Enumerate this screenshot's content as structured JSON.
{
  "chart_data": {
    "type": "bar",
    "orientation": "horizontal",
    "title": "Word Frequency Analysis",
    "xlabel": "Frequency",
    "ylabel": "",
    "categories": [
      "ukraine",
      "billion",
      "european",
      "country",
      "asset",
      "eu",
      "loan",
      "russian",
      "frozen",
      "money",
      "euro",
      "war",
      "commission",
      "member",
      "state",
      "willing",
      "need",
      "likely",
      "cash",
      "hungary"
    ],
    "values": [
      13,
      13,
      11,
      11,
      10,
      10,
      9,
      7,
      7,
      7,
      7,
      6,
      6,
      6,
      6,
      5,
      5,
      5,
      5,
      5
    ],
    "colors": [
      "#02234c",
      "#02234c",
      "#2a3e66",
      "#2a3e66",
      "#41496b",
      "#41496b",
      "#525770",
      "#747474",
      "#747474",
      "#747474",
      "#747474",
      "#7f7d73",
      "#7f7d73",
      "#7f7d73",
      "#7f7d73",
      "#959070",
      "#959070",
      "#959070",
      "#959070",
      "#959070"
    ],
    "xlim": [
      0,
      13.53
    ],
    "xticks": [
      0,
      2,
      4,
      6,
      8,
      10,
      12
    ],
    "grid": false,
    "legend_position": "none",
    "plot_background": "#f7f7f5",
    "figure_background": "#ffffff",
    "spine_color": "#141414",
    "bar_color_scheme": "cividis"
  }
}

────────────────────

WHAT THIS TASK INVOLVES »
Return from the data every line that holds "Frequency".

EXERCISE RESULT »
    "title": "Word Frequency Analysis",
    "xlabel": "Frequency",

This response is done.